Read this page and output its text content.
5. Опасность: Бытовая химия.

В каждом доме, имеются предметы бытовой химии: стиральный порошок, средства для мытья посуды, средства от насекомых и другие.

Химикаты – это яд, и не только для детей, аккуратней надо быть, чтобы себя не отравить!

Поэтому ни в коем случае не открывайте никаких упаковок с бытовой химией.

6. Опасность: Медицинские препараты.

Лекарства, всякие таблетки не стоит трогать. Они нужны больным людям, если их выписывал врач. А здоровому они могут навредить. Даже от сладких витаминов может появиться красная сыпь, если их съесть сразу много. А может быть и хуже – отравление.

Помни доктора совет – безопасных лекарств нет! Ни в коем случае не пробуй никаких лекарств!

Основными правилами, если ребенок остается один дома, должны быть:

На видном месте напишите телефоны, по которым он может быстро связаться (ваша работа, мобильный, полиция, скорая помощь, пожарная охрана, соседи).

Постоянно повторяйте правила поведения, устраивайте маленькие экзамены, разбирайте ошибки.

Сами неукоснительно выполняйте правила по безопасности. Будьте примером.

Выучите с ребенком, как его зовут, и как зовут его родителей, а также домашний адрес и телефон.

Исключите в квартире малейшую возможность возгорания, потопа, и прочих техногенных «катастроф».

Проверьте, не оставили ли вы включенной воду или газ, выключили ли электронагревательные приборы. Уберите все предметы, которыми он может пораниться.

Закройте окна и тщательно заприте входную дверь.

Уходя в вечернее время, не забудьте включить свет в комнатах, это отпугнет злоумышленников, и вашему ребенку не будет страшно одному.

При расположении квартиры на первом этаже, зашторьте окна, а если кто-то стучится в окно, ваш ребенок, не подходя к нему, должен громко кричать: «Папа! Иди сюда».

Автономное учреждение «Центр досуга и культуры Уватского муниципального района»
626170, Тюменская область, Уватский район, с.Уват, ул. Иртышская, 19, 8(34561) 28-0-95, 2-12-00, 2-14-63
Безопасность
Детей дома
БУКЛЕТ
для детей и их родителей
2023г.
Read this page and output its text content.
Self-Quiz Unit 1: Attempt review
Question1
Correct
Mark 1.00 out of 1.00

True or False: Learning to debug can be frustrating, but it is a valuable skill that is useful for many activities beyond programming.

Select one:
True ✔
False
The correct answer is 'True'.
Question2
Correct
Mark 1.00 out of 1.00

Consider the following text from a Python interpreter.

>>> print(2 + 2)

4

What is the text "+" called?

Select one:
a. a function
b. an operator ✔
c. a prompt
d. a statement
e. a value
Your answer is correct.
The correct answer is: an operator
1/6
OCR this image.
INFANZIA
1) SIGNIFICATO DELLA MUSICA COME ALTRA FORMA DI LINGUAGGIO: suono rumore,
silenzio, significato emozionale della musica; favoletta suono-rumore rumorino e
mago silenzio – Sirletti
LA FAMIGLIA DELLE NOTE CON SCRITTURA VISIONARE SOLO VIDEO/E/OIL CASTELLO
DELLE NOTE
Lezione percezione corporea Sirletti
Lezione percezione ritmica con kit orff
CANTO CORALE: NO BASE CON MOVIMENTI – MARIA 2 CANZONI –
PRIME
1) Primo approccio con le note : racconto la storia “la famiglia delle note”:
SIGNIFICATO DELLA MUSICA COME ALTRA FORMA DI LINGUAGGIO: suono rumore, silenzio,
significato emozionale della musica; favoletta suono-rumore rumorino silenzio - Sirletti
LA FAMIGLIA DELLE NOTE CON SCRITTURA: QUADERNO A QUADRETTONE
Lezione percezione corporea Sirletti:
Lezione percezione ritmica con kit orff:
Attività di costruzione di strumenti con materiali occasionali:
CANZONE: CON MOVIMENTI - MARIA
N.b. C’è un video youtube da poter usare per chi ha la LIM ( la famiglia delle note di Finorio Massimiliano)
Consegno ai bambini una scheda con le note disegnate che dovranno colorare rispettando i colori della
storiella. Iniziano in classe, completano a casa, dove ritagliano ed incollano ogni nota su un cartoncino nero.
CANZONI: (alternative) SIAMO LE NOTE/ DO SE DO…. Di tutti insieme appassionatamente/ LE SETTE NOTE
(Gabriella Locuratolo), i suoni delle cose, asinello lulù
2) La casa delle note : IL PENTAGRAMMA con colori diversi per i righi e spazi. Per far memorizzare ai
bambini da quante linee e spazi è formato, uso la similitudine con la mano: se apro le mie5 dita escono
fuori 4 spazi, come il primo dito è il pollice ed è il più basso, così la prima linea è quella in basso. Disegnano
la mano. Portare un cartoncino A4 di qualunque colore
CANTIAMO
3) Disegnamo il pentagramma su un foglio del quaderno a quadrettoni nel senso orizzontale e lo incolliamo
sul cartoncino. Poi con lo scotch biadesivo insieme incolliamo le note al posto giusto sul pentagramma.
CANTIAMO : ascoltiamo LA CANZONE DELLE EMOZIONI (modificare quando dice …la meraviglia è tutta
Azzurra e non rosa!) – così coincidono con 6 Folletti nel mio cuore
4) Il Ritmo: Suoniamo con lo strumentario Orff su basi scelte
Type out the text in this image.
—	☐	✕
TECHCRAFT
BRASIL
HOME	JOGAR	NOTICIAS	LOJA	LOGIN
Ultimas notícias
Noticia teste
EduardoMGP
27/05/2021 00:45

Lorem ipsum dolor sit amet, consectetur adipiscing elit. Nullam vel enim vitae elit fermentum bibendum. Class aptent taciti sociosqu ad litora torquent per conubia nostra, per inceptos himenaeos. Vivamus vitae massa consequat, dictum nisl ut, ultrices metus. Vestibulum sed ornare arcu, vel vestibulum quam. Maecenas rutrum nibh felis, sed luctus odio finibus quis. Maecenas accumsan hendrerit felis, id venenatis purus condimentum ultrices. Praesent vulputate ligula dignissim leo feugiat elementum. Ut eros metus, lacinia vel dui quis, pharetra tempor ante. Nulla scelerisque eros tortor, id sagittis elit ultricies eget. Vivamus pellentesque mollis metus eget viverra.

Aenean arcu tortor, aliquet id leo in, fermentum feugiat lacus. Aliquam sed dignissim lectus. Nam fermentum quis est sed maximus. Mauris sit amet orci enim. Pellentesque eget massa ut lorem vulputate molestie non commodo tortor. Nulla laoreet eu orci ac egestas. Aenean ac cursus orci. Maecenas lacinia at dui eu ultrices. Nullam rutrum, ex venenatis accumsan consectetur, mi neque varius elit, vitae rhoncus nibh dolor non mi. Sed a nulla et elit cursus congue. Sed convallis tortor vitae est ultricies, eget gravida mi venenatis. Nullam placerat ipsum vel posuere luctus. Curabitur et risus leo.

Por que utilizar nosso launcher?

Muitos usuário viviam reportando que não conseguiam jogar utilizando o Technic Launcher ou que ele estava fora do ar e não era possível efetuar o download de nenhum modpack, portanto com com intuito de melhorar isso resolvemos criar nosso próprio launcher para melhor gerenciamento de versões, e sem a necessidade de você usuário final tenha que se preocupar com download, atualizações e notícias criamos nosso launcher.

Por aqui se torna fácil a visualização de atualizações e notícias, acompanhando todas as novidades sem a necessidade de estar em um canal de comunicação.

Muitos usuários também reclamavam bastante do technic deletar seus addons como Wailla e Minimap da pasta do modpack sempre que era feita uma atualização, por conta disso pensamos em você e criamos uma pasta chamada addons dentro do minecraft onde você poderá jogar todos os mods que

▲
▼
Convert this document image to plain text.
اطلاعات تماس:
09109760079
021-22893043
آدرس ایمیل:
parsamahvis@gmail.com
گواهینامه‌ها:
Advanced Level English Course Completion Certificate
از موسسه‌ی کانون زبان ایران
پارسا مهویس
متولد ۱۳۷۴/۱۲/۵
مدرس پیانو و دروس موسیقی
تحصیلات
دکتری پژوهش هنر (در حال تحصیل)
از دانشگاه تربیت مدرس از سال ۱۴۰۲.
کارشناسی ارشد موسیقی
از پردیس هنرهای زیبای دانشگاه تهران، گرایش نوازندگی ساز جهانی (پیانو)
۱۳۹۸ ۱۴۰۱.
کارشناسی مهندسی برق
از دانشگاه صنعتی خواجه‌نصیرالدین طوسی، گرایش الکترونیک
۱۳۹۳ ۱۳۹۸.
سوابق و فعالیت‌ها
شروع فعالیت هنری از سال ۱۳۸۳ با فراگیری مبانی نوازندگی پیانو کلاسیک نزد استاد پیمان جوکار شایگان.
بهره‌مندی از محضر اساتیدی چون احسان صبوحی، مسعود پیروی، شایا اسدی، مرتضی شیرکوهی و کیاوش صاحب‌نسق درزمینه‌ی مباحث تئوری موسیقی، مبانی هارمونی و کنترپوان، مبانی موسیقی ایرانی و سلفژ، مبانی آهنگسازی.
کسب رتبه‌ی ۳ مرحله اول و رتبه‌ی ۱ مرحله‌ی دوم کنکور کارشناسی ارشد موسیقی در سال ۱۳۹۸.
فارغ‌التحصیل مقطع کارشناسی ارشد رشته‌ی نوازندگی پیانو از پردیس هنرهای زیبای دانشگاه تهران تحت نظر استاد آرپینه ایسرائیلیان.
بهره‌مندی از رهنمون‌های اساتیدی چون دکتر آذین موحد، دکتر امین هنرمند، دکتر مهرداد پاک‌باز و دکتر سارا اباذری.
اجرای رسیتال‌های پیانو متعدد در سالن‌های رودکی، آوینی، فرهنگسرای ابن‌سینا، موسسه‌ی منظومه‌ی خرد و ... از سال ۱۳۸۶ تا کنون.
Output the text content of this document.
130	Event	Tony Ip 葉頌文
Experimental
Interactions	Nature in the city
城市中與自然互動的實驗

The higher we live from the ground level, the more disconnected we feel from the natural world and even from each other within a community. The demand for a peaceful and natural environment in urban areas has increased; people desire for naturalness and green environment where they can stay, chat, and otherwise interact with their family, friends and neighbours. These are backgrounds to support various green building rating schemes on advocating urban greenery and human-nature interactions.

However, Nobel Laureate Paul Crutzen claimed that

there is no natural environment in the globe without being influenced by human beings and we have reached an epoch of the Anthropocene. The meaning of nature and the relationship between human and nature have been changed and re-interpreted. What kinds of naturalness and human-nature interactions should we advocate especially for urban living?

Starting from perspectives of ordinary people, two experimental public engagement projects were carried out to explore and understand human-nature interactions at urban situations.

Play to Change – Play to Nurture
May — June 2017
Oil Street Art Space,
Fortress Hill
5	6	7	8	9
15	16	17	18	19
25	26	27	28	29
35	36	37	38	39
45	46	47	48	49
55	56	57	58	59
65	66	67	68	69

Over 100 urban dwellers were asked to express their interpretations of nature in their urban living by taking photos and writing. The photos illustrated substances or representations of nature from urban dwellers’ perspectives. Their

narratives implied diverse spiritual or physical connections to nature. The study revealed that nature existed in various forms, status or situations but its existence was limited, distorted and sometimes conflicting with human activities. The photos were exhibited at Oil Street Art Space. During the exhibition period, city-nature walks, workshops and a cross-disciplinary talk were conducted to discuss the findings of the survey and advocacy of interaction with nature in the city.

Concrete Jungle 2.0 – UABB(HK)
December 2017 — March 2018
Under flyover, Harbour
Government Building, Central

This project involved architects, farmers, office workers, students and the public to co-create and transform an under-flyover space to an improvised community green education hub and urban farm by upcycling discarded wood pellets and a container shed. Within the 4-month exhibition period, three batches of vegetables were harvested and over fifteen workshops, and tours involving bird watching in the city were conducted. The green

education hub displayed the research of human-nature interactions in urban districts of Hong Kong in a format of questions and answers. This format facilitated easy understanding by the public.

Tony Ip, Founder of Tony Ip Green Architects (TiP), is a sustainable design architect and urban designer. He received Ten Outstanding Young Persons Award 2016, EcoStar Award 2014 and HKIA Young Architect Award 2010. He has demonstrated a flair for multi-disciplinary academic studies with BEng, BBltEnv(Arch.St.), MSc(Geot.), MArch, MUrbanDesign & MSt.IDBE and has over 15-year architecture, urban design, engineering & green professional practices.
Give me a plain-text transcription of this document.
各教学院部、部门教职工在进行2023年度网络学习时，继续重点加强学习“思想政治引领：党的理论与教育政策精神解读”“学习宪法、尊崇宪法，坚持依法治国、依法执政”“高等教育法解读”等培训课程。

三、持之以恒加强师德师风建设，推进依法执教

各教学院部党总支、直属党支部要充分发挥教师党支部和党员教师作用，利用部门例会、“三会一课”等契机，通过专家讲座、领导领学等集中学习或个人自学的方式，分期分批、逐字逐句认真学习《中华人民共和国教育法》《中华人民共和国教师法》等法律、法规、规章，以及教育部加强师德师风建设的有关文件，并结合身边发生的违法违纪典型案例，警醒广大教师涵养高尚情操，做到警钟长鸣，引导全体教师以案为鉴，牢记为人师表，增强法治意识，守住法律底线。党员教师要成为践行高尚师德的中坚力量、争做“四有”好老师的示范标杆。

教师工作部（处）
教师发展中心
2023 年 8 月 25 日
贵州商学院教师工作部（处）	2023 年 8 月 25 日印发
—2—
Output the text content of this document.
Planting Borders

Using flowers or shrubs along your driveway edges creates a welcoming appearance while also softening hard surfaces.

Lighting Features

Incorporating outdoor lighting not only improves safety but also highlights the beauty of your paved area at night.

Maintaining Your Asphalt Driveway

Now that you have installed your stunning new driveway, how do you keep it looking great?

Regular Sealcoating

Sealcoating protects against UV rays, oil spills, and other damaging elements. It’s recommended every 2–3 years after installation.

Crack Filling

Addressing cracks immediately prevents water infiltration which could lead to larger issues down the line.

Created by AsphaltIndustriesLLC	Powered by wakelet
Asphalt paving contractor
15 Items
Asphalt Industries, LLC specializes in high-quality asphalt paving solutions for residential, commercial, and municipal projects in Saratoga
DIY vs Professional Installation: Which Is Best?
──────
= AIM =
Reproduce every line of the listing above in which the string "پیانو" appears.

= EXERCISE ANSWER =
مدرس پیانو و دروس موسیقی
از پردیس هنرهای زیبای دانشگاه تهران، گرایش نوازندگی ساز جهانی (پیانو)
شروع فعالیت هنری از سال ۱۳۸۳ با فراگیری مبانی نوازندگی پیانو کلاسیک نزد استاد پیمان جوکار شایگان.
فارغ‌التحصیل مقطع کارشناسی ارشد رشته‌ی نوازندگی پیانو از پردیس هنرهای زیبای دانشگاه تهران تحت نظر استاد آرپینه ایسرائیلیان.
اجرای رسیتال‌های پیانو متعدد در سالن‌های رودکی، آوینی، فرهنگسرای ابن‌سینا، موسسه‌ی منظومه‌ی خرد و ... از سال ۱۳۸۶ تا کنون.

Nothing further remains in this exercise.